>>>
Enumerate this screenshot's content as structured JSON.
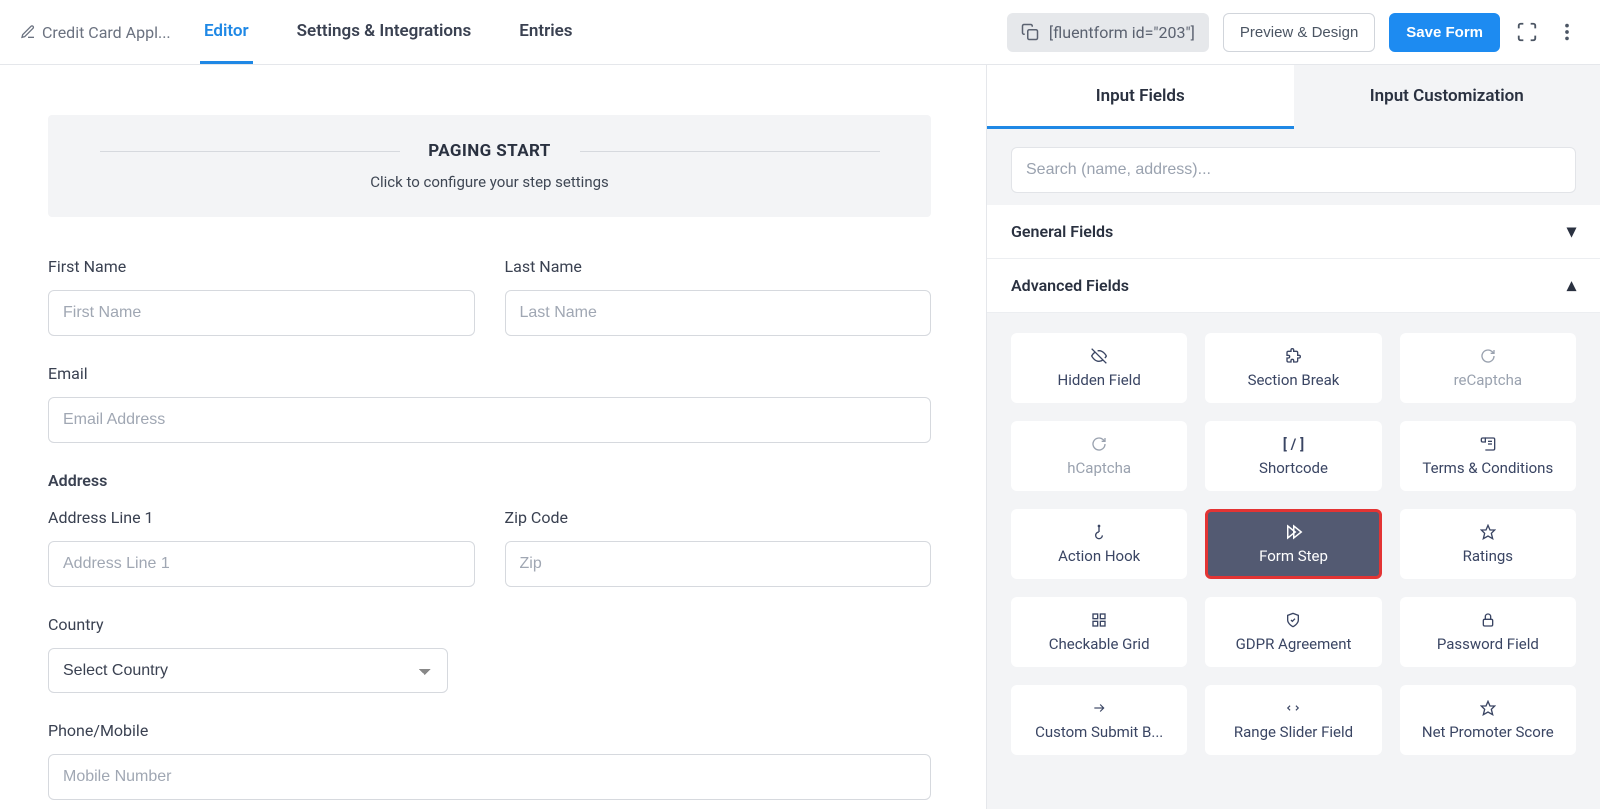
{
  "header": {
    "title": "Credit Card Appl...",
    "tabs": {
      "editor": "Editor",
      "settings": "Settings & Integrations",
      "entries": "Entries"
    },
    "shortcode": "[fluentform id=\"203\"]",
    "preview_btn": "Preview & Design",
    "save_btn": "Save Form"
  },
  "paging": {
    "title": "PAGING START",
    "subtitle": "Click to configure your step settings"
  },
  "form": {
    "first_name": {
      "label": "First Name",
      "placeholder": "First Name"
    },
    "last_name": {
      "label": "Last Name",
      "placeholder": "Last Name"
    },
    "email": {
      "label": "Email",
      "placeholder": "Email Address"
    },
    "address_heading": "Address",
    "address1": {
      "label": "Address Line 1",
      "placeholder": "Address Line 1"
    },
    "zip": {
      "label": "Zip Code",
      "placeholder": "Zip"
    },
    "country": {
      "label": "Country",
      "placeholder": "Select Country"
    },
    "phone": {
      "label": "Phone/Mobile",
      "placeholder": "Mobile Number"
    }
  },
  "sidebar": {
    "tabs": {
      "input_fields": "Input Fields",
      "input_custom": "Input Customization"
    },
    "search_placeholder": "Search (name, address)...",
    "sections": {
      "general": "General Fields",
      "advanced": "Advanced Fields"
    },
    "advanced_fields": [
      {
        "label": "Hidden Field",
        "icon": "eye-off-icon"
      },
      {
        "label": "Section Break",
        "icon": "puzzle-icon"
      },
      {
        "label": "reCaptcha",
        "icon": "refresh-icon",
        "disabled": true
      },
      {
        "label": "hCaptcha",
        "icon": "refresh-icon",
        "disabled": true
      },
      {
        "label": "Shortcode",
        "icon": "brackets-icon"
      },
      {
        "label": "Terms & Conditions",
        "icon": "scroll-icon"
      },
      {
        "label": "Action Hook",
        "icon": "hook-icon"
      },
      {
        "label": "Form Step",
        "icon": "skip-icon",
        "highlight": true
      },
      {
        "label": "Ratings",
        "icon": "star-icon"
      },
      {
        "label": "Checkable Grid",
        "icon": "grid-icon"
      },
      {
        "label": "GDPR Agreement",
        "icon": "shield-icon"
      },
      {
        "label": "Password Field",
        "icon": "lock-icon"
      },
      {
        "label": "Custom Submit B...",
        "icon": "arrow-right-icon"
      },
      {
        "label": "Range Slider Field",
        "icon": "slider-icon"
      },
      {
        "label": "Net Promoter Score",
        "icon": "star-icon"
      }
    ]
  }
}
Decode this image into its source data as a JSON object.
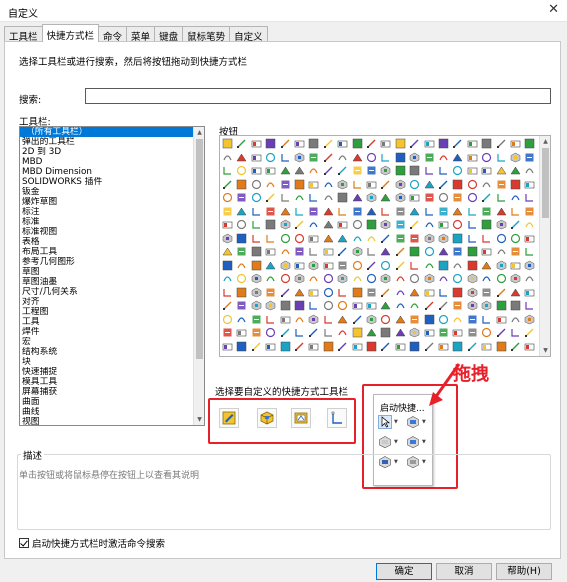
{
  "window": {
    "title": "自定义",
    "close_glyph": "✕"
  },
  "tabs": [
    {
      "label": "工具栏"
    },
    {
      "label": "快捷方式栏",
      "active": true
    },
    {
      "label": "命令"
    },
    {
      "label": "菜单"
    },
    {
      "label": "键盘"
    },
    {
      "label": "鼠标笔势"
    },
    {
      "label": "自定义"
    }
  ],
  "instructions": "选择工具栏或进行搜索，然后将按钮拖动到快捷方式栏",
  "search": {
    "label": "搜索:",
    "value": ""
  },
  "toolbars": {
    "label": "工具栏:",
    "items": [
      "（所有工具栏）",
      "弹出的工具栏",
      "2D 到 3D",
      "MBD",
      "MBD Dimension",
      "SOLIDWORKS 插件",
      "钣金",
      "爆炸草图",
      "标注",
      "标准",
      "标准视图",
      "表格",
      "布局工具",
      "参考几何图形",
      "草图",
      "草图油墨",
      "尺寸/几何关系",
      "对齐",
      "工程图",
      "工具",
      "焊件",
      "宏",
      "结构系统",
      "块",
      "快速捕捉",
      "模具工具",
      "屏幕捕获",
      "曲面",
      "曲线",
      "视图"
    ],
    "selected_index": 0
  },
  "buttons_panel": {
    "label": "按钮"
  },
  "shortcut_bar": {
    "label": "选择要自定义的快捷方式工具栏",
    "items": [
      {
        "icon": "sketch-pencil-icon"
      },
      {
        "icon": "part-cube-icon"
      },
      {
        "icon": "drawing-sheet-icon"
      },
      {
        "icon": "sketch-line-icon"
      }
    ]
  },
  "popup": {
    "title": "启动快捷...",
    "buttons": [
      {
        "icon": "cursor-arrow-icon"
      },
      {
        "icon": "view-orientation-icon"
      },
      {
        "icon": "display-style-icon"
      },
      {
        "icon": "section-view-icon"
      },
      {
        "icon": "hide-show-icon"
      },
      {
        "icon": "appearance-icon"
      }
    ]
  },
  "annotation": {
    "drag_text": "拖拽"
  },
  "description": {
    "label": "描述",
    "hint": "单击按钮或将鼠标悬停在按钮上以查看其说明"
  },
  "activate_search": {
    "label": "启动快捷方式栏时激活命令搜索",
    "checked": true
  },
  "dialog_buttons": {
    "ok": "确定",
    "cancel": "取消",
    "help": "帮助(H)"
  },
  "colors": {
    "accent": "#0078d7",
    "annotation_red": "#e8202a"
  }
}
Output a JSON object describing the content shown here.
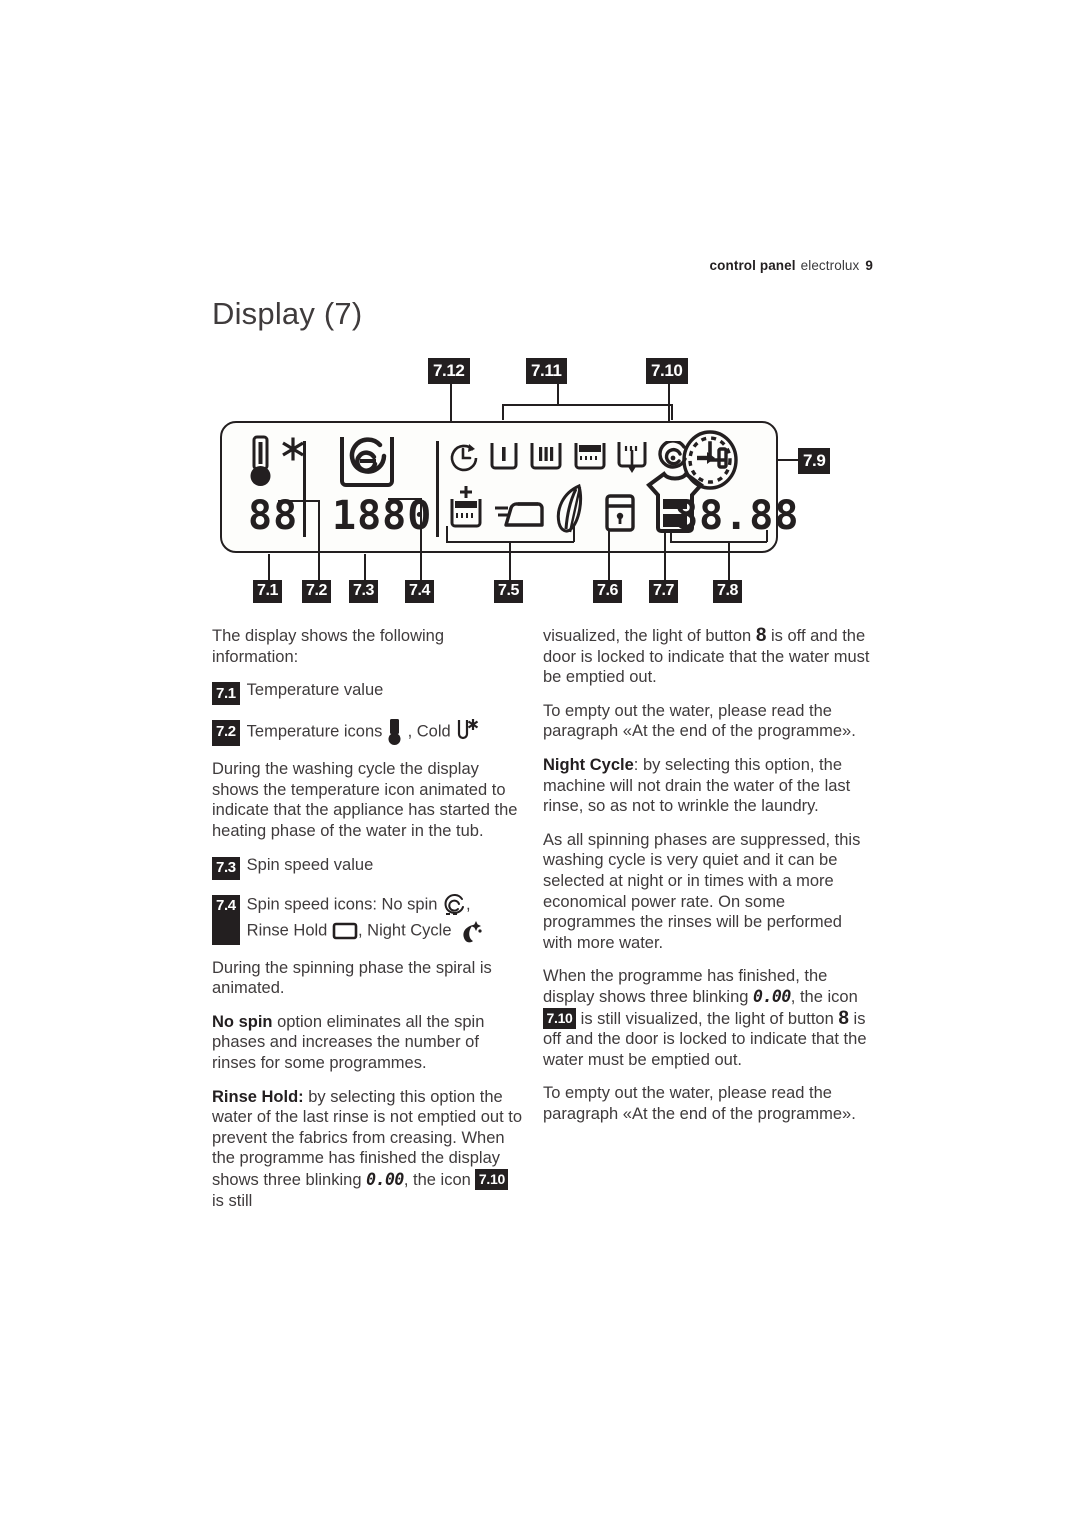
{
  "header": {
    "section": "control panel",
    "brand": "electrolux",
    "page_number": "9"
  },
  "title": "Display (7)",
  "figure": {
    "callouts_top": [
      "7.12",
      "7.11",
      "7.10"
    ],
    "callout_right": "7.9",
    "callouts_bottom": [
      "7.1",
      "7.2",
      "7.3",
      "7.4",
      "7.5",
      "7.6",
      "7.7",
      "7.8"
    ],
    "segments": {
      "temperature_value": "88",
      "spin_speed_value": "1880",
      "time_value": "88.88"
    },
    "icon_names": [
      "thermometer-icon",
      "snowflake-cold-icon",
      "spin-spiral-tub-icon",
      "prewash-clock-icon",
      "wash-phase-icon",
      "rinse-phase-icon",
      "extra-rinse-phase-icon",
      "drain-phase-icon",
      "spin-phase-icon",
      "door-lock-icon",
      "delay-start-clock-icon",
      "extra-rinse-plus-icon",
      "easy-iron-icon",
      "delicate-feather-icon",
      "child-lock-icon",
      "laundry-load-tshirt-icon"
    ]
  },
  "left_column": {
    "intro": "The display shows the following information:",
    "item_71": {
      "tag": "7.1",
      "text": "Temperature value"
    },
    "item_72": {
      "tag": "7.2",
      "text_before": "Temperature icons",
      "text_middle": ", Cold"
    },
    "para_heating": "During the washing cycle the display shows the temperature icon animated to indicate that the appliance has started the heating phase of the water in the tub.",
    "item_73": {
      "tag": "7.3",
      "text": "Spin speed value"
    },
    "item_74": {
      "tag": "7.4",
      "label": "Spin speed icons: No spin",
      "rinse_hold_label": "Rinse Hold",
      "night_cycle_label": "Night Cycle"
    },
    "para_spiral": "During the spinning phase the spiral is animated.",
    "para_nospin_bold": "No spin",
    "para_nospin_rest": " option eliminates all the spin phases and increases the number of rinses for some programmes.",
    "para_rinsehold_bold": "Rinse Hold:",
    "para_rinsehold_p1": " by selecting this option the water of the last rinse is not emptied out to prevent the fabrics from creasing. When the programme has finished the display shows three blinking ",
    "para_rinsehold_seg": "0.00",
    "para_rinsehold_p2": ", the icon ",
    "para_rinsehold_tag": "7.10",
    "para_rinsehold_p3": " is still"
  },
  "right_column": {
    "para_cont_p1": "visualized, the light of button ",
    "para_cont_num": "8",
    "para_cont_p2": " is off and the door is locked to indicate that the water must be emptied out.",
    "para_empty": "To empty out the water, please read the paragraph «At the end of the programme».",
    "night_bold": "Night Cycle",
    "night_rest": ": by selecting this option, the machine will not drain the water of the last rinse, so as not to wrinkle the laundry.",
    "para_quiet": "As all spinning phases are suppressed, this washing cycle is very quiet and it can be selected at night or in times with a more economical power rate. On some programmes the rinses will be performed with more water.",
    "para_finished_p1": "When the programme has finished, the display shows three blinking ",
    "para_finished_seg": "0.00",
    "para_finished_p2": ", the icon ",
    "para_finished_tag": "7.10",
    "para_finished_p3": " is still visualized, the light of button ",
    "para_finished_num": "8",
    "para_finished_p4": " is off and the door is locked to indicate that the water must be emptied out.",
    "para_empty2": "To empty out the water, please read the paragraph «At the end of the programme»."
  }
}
<<<
Set exercise = Copy each line of the listing that contains the string "Input".

Solution to the exercise =
      "input_fields": "Input Fields",
      "input_custom": "Input Customization"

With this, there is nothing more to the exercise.